--- BEGIN ---

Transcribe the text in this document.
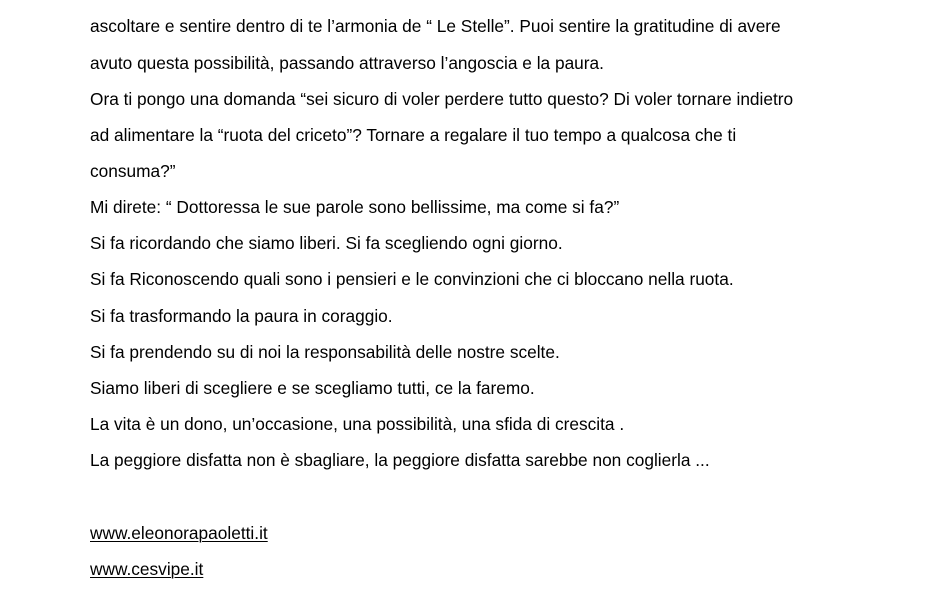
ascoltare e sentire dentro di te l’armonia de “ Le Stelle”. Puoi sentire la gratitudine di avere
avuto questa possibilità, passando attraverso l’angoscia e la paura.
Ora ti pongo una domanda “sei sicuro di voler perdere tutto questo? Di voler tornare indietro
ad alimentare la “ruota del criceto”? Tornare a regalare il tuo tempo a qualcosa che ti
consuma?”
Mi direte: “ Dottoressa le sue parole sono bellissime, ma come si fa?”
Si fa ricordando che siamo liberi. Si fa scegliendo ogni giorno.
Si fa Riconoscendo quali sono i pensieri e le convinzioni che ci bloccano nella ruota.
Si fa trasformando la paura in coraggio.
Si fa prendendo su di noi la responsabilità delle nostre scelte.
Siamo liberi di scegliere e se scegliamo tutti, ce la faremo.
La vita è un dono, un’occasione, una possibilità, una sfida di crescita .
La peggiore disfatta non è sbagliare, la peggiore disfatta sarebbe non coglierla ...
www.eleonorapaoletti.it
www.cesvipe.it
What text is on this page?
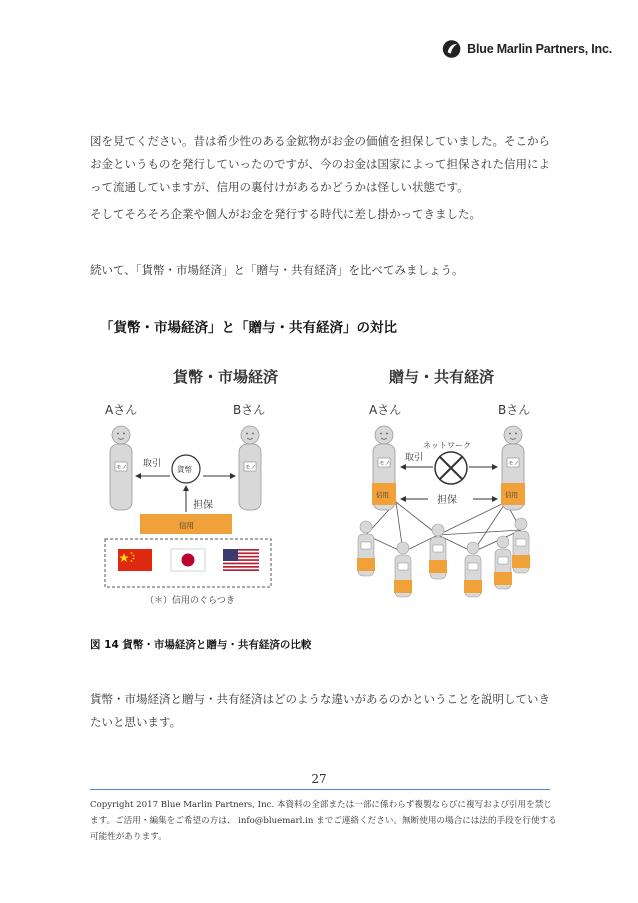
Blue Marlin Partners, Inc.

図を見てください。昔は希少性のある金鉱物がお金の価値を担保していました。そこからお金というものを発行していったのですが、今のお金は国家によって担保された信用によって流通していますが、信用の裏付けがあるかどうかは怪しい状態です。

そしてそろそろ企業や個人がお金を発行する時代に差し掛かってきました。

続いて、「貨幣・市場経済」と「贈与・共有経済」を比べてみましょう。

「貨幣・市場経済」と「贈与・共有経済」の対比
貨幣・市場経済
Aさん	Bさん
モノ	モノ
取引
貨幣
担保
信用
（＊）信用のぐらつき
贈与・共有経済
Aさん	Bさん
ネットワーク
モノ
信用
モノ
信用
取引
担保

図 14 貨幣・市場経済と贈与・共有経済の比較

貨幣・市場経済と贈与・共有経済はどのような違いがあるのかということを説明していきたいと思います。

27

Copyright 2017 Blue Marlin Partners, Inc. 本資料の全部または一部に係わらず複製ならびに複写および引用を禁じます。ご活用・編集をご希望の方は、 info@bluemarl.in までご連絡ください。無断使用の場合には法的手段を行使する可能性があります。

--- END ---

Problem details: Look over the records above and copy each line that includes the string "ruota".

Result of this task:
ad alimentare la “ruota del criceto”? Tornare a regalare il tuo tempo a qualcosa che ti
Si fa Riconoscendo quali sono i pensieri e le convinzioni che ci bloccano nella ruota.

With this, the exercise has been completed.